(Some records)
========================================================================
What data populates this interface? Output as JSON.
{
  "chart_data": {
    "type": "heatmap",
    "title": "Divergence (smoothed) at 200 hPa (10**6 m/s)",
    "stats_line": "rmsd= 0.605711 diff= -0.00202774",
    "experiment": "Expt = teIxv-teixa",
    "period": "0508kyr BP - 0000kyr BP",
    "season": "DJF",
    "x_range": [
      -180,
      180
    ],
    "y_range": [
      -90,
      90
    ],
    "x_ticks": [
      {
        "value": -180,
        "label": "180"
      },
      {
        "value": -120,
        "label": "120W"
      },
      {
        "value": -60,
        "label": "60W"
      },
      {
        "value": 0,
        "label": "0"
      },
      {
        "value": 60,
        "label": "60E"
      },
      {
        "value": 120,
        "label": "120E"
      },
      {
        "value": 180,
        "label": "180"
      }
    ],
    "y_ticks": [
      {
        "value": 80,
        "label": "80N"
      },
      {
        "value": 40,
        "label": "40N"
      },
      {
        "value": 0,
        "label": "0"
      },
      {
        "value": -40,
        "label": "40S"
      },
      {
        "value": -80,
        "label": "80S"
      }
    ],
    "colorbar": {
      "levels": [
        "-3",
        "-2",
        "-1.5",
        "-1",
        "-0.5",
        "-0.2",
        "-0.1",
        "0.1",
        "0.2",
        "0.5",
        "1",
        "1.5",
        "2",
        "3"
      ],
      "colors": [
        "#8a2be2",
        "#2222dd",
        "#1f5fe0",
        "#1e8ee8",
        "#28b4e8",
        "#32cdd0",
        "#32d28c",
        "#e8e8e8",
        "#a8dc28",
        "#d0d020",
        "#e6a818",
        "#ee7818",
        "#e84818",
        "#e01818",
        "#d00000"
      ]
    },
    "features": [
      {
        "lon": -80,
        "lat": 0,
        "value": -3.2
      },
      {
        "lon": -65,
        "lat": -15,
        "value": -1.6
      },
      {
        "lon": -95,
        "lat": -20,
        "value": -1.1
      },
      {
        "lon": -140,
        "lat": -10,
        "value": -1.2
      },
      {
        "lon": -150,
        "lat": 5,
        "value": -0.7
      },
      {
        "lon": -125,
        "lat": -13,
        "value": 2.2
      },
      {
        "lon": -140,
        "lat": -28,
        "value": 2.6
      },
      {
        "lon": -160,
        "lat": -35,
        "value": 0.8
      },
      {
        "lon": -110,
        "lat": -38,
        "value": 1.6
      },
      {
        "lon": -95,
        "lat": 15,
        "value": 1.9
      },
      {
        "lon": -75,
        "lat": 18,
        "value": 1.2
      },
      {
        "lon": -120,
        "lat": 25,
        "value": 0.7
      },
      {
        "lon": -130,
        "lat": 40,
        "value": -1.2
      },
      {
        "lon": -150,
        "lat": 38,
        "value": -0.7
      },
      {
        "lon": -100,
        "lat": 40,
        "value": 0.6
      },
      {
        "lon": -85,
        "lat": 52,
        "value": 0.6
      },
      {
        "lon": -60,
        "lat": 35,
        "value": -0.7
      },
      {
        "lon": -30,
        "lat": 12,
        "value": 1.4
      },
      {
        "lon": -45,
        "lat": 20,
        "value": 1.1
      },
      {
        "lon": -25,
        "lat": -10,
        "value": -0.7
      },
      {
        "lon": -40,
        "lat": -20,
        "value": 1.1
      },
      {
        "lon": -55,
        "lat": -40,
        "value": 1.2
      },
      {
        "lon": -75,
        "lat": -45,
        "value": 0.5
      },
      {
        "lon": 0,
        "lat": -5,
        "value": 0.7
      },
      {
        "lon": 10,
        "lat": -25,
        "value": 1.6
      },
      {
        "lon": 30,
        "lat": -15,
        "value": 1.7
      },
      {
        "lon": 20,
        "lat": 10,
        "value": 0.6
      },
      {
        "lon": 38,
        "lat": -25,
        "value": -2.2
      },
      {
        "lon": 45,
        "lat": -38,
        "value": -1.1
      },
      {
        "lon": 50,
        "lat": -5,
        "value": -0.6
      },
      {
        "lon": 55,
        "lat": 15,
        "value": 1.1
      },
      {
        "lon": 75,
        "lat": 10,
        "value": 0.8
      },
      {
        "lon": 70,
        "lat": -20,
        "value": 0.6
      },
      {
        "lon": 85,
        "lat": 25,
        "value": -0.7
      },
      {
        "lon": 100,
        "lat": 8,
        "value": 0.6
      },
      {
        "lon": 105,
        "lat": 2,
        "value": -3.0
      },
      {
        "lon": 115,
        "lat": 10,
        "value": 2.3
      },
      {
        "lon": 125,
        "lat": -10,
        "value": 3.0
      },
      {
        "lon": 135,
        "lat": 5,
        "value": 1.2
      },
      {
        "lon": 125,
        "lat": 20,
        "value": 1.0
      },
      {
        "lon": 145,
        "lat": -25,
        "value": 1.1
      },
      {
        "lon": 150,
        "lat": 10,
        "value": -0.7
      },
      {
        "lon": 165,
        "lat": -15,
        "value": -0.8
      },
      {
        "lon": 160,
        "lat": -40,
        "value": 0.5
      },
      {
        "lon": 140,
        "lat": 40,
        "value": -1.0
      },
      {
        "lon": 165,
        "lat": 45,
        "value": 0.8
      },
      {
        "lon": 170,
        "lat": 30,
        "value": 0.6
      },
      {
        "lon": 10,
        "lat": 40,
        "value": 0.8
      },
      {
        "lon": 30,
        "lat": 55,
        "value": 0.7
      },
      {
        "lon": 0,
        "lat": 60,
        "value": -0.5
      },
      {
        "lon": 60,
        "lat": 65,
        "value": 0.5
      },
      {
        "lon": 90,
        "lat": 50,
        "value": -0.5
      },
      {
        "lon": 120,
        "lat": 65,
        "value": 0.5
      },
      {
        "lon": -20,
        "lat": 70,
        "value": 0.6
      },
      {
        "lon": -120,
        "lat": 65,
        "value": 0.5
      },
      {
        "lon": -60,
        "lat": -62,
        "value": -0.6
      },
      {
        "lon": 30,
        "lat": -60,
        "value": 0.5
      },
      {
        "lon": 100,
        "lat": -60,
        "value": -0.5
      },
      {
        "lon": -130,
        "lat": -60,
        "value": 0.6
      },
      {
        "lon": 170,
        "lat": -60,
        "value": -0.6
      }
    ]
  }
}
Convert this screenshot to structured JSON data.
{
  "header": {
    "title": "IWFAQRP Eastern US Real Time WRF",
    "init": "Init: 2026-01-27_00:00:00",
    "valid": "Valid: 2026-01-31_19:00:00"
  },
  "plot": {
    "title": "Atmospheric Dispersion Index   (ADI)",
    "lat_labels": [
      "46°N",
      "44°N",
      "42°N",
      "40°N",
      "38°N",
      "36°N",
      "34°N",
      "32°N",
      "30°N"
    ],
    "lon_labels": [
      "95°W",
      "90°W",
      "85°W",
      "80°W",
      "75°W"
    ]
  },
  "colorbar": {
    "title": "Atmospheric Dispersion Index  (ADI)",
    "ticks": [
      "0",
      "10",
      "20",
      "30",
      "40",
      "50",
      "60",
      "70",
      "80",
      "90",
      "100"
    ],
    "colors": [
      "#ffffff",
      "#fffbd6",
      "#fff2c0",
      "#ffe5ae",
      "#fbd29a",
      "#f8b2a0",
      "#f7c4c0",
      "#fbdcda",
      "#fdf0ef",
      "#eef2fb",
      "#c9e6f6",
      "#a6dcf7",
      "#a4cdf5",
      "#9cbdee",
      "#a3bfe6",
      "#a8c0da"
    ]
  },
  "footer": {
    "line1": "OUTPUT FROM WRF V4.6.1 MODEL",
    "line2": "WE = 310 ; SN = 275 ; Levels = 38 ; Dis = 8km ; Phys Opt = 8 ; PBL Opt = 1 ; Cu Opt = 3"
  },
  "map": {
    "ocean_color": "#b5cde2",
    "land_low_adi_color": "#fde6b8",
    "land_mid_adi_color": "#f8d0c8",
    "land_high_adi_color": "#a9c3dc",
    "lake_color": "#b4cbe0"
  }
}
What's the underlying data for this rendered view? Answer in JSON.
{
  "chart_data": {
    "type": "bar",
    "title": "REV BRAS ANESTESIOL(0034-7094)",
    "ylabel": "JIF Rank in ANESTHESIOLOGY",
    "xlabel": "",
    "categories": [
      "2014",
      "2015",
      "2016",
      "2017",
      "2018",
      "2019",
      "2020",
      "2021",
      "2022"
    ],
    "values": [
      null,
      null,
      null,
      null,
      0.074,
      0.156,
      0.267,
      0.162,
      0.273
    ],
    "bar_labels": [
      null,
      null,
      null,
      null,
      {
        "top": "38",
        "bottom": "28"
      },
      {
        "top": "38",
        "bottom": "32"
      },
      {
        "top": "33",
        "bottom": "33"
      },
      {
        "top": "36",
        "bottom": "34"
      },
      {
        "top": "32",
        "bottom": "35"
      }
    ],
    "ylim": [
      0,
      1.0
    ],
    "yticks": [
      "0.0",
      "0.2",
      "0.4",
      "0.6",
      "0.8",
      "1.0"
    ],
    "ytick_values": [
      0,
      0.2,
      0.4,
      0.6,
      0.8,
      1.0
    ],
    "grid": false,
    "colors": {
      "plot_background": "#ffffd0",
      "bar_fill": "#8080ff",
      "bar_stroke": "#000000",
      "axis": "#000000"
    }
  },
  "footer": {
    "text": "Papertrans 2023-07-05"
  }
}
========================================================================
Exercise task: Find every line in the records that has the string "Dispersion", then state how many there are and nothing else.

The result: 2